* START Extracted data *
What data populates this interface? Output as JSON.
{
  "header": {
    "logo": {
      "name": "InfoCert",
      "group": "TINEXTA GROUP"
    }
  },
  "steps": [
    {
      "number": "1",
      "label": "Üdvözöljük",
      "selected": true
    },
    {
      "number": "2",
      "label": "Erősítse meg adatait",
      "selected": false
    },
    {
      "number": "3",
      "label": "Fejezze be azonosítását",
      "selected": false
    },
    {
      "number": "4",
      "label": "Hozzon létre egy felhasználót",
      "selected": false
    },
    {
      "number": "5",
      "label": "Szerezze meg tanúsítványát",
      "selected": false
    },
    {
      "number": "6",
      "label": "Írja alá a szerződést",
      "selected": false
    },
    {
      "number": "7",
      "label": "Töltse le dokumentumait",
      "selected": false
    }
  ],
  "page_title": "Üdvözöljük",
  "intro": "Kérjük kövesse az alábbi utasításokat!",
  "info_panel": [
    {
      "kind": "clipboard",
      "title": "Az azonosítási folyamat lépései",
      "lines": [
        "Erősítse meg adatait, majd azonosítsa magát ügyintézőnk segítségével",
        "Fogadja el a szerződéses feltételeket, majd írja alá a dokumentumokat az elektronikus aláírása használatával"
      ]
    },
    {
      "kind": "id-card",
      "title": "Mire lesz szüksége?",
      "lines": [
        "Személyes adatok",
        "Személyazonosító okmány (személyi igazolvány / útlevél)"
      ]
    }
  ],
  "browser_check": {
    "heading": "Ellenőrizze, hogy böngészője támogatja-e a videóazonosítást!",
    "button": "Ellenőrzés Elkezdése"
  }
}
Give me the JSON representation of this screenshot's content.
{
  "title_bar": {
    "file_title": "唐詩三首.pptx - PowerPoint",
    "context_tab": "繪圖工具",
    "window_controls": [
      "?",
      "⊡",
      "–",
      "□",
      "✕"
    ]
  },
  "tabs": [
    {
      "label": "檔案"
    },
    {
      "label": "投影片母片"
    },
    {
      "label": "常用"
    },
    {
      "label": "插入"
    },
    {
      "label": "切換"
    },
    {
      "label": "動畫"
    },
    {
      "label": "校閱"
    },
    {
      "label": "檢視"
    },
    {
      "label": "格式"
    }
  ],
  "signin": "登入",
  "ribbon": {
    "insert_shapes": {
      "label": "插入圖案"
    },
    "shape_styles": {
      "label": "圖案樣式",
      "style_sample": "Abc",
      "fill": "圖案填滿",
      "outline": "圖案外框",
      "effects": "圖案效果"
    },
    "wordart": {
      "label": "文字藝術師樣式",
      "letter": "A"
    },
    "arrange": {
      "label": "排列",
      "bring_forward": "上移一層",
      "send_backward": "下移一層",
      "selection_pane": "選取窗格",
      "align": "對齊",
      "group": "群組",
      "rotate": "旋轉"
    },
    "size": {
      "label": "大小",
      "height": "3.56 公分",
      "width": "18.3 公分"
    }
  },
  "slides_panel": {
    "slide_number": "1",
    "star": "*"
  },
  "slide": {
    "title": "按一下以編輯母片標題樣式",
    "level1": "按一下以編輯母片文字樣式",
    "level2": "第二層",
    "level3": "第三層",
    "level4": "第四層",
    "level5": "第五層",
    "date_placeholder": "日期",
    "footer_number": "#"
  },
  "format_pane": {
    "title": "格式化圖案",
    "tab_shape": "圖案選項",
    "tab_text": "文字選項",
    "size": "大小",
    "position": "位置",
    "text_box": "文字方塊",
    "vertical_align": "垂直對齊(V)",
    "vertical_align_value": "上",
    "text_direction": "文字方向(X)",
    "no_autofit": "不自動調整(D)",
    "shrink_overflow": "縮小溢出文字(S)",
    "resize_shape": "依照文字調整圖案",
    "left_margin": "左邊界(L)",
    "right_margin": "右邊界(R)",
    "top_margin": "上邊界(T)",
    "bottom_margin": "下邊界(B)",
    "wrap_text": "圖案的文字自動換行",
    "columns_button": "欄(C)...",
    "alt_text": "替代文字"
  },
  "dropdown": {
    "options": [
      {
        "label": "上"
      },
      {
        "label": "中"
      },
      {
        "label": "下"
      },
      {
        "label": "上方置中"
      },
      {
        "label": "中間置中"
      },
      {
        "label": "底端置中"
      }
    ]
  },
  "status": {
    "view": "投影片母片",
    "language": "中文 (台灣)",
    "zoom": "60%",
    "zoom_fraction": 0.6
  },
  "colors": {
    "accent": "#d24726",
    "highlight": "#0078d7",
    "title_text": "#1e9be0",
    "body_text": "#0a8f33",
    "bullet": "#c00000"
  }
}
* END Extracted data *
What is asked: Transcribe the whole listing with nothing added or left out.

The response:
What data populates this interface? Output as JSON.
{
  "header": {
    "logo": {
      "name": "InfoCert",
      "group": "TINEXTA GROUP"
    }
  },
  "steps": [
    {
      "number": "1",
      "label": "Üdvözöljük",
      "selected": true
    },
    {
      "number": "2",
      "label": "Erősítse meg adatait",
      "selected": false
    },
    {
      "number": "3",
      "label": "Fejezze be azonosítását",
      "selected": false
    },
    {
      "number": "4",
      "label": "Hozzon létre egy felhasználót",
      "selected": false
    },
    {
      "number": "5",
      "label": "Szerezze meg tanúsítványát",
      "selected": false
    },
    {
      "number": "6",
      "label": "Írja alá a szerződést",
      "selected": false
    },
    {
      "number": "7",
      "label": "Töltse le dokumentumait",
      "selected": false
    }
  ],
  "page_title": "Üdvözöljük",
  "intro": "Kérjük kövesse az alábbi utasításokat!",
  "info_panel": [
    {
      "kind": "clipboard",
      "title": "Az azonosítási folyamat lépései",
      "lines": [
        "Erősítse meg adatait, majd azonosítsa magát ügyintézőnk segítségével",
        "Fogadja el a szerződéses feltételeket, majd írja alá a dokumentumokat az elektronikus aláírása használatával"
      ]
    },
    {
      "kind": "id-card",
      "title": "Mire lesz szüksége?",
      "lines": [
        "Személyes adatok",
        "Személyazonosító okmány (személyi igazolvány / útlevél)"
      ]
    }
  ],
  "browser_check": {
    "heading": "Ellenőrizze, hogy böngészője támogatja-e a videóazonosítást!",
    "button": "Ellenőrzés Elkezdése"
  }
}
Give me the JSON representation of this screenshot's content.
{
  "title_bar": {
    "file_title": "唐詩三首.pptx - PowerPoint",
    "context_tab": "繪圖工具",
    "window_controls": [
      "?",
      "⊡",
      "–",
      "□",
      "✕"
    ]
  },
  "tabs": [
    {
      "label": "檔案"
    },
    {
      "label": "投影片母片"
    },
    {
      "label": "常用"
    },
    {
      "label": "插入"
    },
    {
      "label": "切換"
    },
    {
      "label": "動畫"
    },
    {
      "label": "校閱"
    },
    {
      "label": "檢視"
    },
    {
      "label": "格式"
    }
  ],
  "signin": "登入",
  "ribbon": {
    "insert_shapes": {
      "label": "插入圖案"
    },
    "shape_styles": {
      "label": "圖案樣式",
      "style_sample": "Abc",
      "fill": "圖案填滿",
      "outline": "圖案外框",
      "effects": "圖案效果"
    },
    "wordart": {
      "label": "文字藝術師樣式",
      "letter": "A"
    },
    "arrange": {
      "label": "排列",
      "bring_forward": "上移一層",
      "send_backward": "下移一層",
      "selection_pane": "選取窗格",
      "align": "對齊",
      "group": "群組",
      "rotate": "旋轉"
    },
    "size": {
      "label": "大小",
      "height": "3.56 公分",
      "width": "18.3 公分"
    }
  },
  "slides_panel": {
    "slide_number": "1",
    "star": "*"
  },
  "slide": {
    "title": "按一下以編輯母片標題樣式",
    "level1": "按一下以編輯母片文字樣式",
    "level2": "第二層",
    "level3": "第三層",
    "level4": "第四層",
    "level5": "第五層",
    "date_placeholder": "日期",
    "footer_number": "#"
  },
  "format_pane": {
    "title": "格式化圖案",
    "tab_shape": "圖案選項",
    "tab_text": "文字選項",
    "size": "大小",
    "position": "位置",
    "text_box": "文字方塊",
    "vertical_align": "垂直對齊(V)",
    "vertical_align_value": "上",
    "text_direction": "文字方向(X)",
    "no_autofit": "不自動調整(D)",
    "shrink_overflow": "縮小溢出文字(S)",
    "resize_shape": "依照文字調整圖案",
    "left_margin": "左邊界(L)",
    "right_margin": "右邊界(R)",
    "top_margin": "上邊界(T)",
    "bottom_margin": "下邊界(B)",
    "wrap_text": "圖案的文字自動換行",
    "columns_button": "欄(C)...",
    "alt_text": "替代文字"
  },
  "dropdown": {
    "options": [
      {
        "label": "上"
      },
      {
        "label": "中"
      },
      {
        "label": "下"
      },
      {
        "label": "上方置中"
      },
      {
        "label": "中間置中"
      },
      {
        "label": "底端置中"
      }
    ]
  },
  "status": {
    "view": "投影片母片",
    "language": "中文 (台灣)",
    "zoom": "60%",
    "zoom_fraction": 0.6
  },
  "colors": {
    "accent": "#d24726",
    "highlight": "#0078d7",
    "title_text": "#1e9be0",
    "body_text": "#0a8f33",
    "bullet": "#c00000"
  }
}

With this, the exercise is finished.